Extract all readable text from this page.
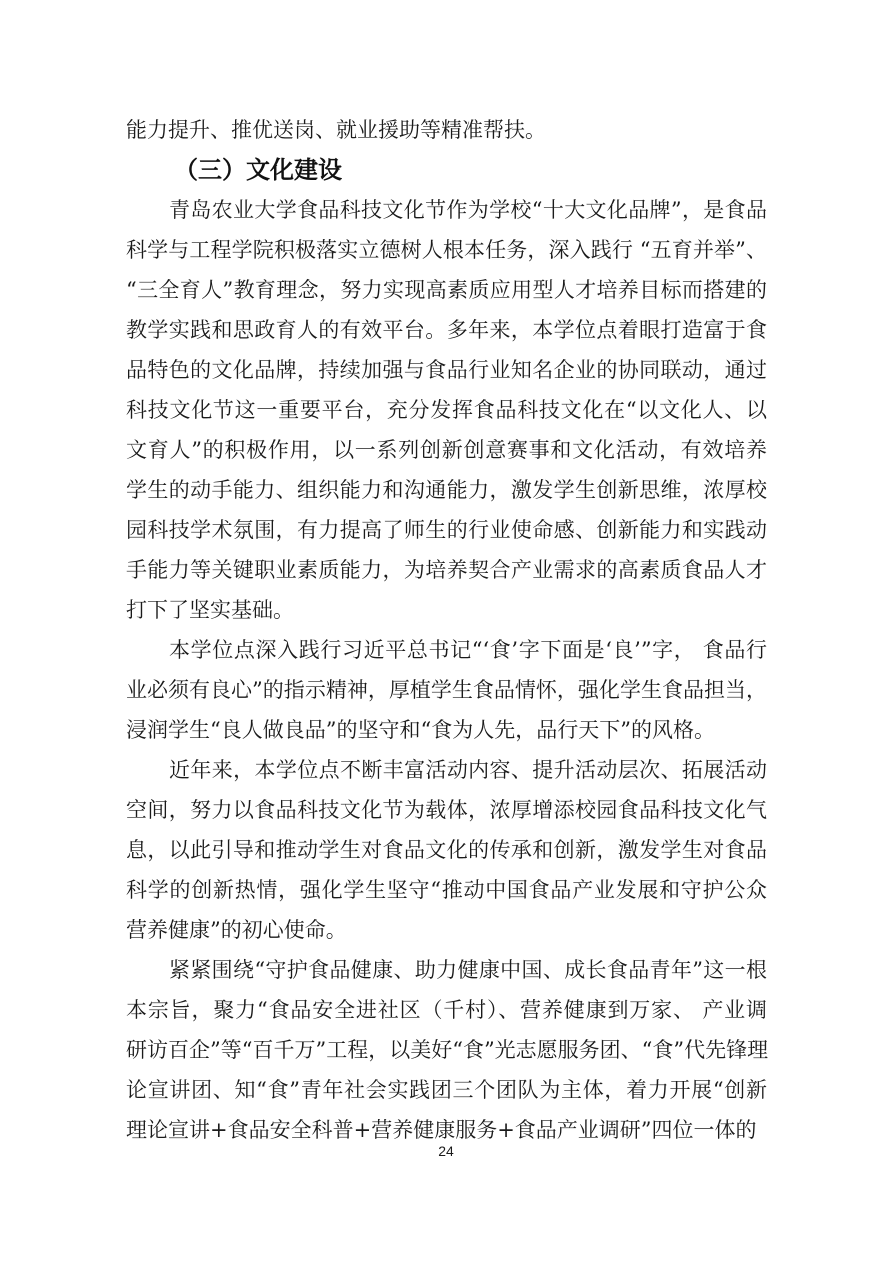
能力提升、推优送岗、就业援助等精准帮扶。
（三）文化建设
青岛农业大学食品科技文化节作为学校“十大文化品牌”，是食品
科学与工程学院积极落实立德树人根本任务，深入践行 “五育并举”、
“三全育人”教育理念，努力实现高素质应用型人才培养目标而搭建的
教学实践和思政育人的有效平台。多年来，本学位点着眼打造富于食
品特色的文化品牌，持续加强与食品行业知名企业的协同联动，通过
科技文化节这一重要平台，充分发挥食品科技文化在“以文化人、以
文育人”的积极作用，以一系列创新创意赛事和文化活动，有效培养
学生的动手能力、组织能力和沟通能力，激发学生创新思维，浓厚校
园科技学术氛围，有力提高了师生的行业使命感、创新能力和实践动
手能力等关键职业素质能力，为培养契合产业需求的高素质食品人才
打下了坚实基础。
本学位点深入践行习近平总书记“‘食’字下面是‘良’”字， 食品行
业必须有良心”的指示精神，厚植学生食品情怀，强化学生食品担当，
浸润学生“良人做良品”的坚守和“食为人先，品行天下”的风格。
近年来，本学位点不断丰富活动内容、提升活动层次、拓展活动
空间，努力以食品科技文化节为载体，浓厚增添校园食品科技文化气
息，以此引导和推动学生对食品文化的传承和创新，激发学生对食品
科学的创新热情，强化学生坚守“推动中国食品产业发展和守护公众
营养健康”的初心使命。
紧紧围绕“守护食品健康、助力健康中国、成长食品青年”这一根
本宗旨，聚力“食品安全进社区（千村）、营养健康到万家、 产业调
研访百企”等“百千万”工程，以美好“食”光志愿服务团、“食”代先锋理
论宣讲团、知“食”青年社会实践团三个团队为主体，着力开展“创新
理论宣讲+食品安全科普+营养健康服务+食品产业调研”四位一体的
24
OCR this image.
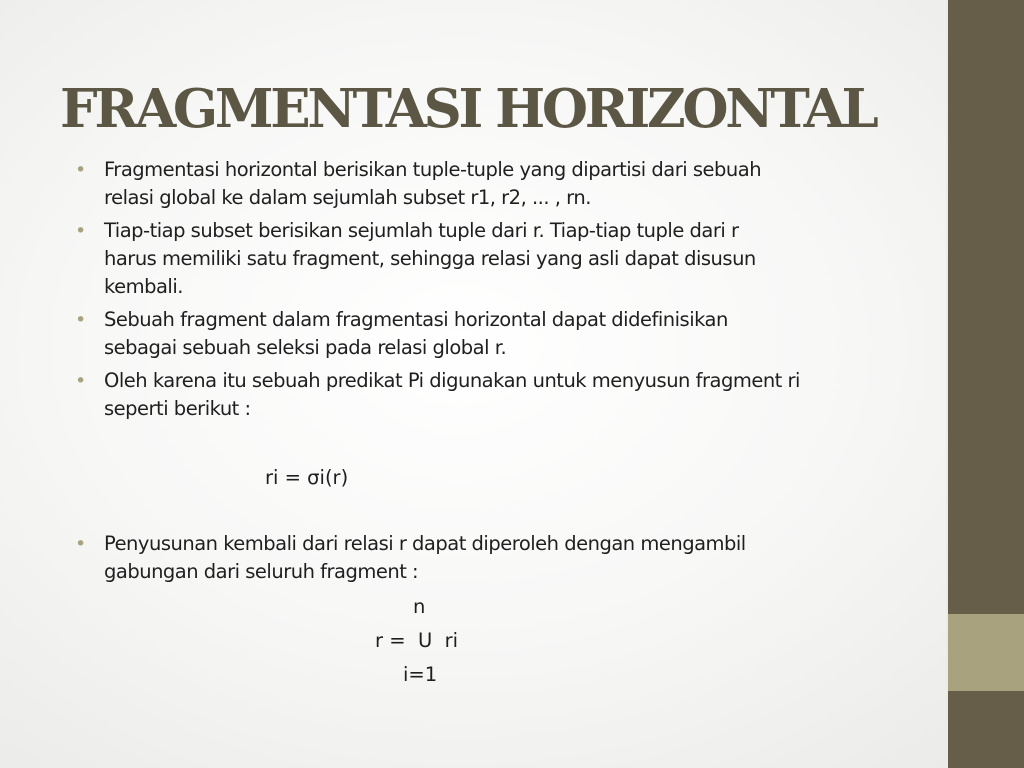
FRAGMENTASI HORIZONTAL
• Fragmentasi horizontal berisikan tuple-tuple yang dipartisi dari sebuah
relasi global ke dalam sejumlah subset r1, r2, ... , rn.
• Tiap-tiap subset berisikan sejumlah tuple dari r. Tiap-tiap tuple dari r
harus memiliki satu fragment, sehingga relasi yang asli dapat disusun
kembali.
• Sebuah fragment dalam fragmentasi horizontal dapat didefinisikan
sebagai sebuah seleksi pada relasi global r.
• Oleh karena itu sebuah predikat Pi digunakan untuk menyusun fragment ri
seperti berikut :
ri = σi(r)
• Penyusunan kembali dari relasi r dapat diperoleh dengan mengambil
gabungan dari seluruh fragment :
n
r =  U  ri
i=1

(DO THIS) Output the records above exactly as they are, leaving out the pictures.

(SOLVED PROBLEM)
Extract all readable text from this page.
能力提升、推优送岗、就业援助等精准帮扶。
（三）文化建设
青岛农业大学食品科技文化节作为学校“十大文化品牌”，是食品
科学与工程学院积极落实立德树人根本任务，深入践行 “五育并举”、
“三全育人”教育理念，努力实现高素质应用型人才培养目标而搭建的
教学实践和思政育人的有效平台。多年来，本学位点着眼打造富于食
品特色的文化品牌，持续加强与食品行业知名企业的协同联动，通过
科技文化节这一重要平台，充分发挥食品科技文化在“以文化人、以
文育人”的积极作用，以一系列创新创意赛事和文化活动，有效培养
学生的动手能力、组织能力和沟通能力，激发学生创新思维，浓厚校
园科技学术氛围，有力提高了师生的行业使命感、创新能力和实践动
手能力等关键职业素质能力，为培养契合产业需求的高素质食品人才
打下了坚实基础。
本学位点深入践行习近平总书记“‘食’字下面是‘良’”字， 食品行
业必须有良心”的指示精神，厚植学生食品情怀，强化学生食品担当，
浸润学生“良人做良品”的坚守和“食为人先，品行天下”的风格。
近年来，本学位点不断丰富活动内容、提升活动层次、拓展活动
空间，努力以食品科技文化节为载体，浓厚增添校园食品科技文化气
息，以此引导和推动学生对食品文化的传承和创新，激发学生对食品
科学的创新热情，强化学生坚守“推动中国食品产业发展和守护公众
营养健康”的初心使命。
紧紧围绕“守护食品健康、助力健康中国、成长食品青年”这一根
本宗旨，聚力“食品安全进社区（千村）、营养健康到万家、 产业调
研访百企”等“百千万”工程，以美好“食”光志愿服务团、“食”代先锋理
论宣讲团、知“食”青年社会实践团三个团队为主体，着力开展“创新
理论宣讲+食品安全科普+营养健康服务+食品产业调研”四位一体的
24
OCR this image.
FRAGMENTASI HORIZONTAL
• Fragmentasi horizontal berisikan tuple-tuple yang dipartisi dari sebuah
relasi global ke dalam sejumlah subset r1, r2, ... , rn.
• Tiap-tiap subset berisikan sejumlah tuple dari r. Tiap-tiap tuple dari r
harus memiliki satu fragment, sehingga relasi yang asli dapat disusun
kembali.
• Sebuah fragment dalam fragmentasi horizontal dapat didefinisikan
sebagai sebuah seleksi pada relasi global r.
• Oleh karena itu sebuah predikat Pi digunakan untuk menyusun fragment ri
seperti berikut :
ri = σi(r)
• Penyusunan kembali dari relasi r dapat diperoleh dengan mengambil
gabungan dari seluruh fragment :
n
r =  U  ri
i=1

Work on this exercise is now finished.